**TASK INSTRUCTIONS:**
Would you transcribe the listing that follows, character for character, and omit its images?

**GIVEN INFORMATION:**
▬▬▬

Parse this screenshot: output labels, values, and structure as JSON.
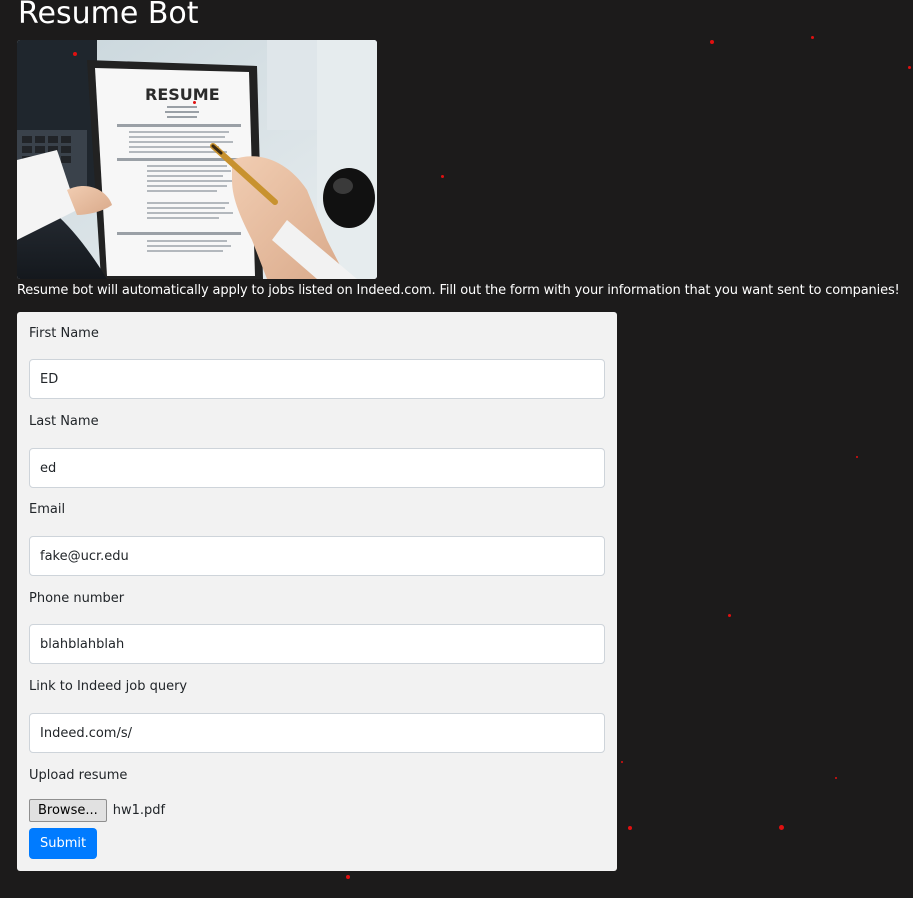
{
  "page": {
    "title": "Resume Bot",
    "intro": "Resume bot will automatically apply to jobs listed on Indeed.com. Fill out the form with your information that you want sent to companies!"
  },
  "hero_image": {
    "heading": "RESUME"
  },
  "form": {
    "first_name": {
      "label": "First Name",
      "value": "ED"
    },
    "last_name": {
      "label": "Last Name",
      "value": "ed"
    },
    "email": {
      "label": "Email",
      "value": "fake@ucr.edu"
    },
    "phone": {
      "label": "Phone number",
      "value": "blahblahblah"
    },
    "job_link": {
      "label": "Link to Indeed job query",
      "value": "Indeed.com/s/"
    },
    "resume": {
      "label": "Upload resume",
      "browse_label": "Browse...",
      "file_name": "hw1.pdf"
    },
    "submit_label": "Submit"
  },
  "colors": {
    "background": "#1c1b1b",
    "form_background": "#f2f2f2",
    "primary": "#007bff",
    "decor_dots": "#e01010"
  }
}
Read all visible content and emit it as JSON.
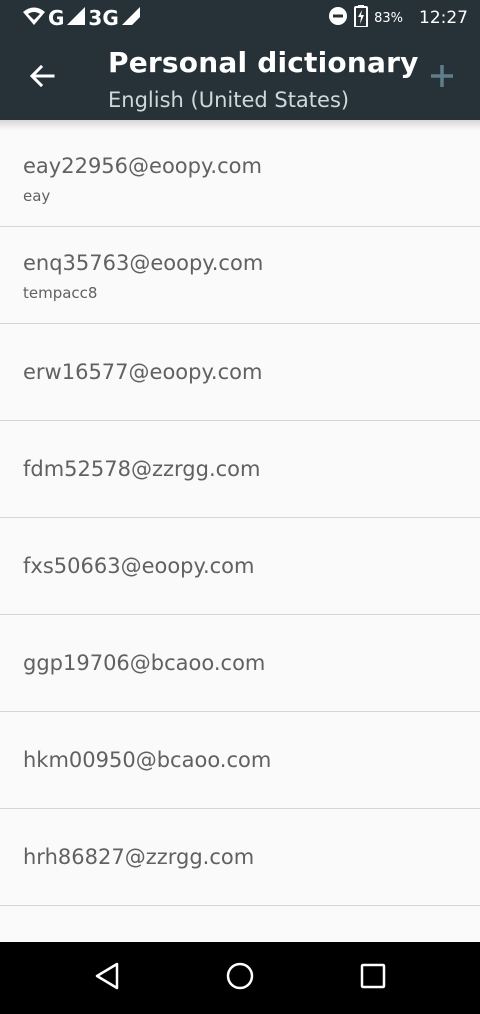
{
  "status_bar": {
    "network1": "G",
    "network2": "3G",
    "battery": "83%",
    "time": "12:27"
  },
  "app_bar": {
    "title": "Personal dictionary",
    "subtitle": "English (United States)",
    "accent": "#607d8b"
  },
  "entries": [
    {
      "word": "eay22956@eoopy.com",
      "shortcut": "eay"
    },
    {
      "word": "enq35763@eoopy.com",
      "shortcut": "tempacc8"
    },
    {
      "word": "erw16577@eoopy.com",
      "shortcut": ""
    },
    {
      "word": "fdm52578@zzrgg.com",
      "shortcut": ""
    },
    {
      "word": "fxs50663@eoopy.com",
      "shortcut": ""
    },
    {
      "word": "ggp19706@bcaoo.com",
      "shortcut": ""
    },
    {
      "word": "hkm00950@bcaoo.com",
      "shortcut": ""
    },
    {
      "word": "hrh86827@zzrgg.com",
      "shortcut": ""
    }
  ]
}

▬▬▬

**ANSWER TO THIS PROBLEM:**
Parse this screenshot: output labels, values, and structure as JSON.
{
  "page": {
    "title": "Resume Bot",
    "intro": "Resume bot will automatically apply to jobs listed on Indeed.com. Fill out the form with your information that you want sent to companies!"
  },
  "hero_image": {
    "heading": "RESUME"
  },
  "form": {
    "first_name": {
      "label": "First Name",
      "value": "ED"
    },
    "last_name": {
      "label": "Last Name",
      "value": "ed"
    },
    "email": {
      "label": "Email",
      "value": "fake@ucr.edu"
    },
    "phone": {
      "label": "Phone number",
      "value": "blahblahblah"
    },
    "job_link": {
      "label": "Link to Indeed job query",
      "value": "Indeed.com/s/"
    },
    "resume": {
      "label": "Upload resume",
      "browse_label": "Browse...",
      "file_name": "hw1.pdf"
    },
    "submit_label": "Submit"
  },
  "colors": {
    "background": "#1c1b1b",
    "form_background": "#f2f2f2",
    "primary": "#007bff",
    "decor_dots": "#e01010"
  }
}
Read all visible content and emit it as JSON.
{
  "status_bar": {
    "network1": "G",
    "network2": "3G",
    "battery": "83%",
    "time": "12:27"
  },
  "app_bar": {
    "title": "Personal dictionary",
    "subtitle": "English (United States)",
    "accent": "#607d8b"
  },
  "entries": [
    {
      "word": "eay22956@eoopy.com",
      "shortcut": "eay"
    },
    {
      "word": "enq35763@eoopy.com",
      "shortcut": "tempacc8"
    },
    {
      "word": "erw16577@eoopy.com",
      "shortcut": ""
    },
    {
      "word": "fdm52578@zzrgg.com",
      "shortcut": ""
    },
    {
      "word": "fxs50663@eoopy.com",
      "shortcut": ""
    },
    {
      "word": "ggp19706@bcaoo.com",
      "shortcut": ""
    },
    {
      "word": "hkm00950@bcaoo.com",
      "shortcut": ""
    },
    {
      "word": "hrh86827@zzrgg.com",
      "shortcut": ""
    }
  ]
}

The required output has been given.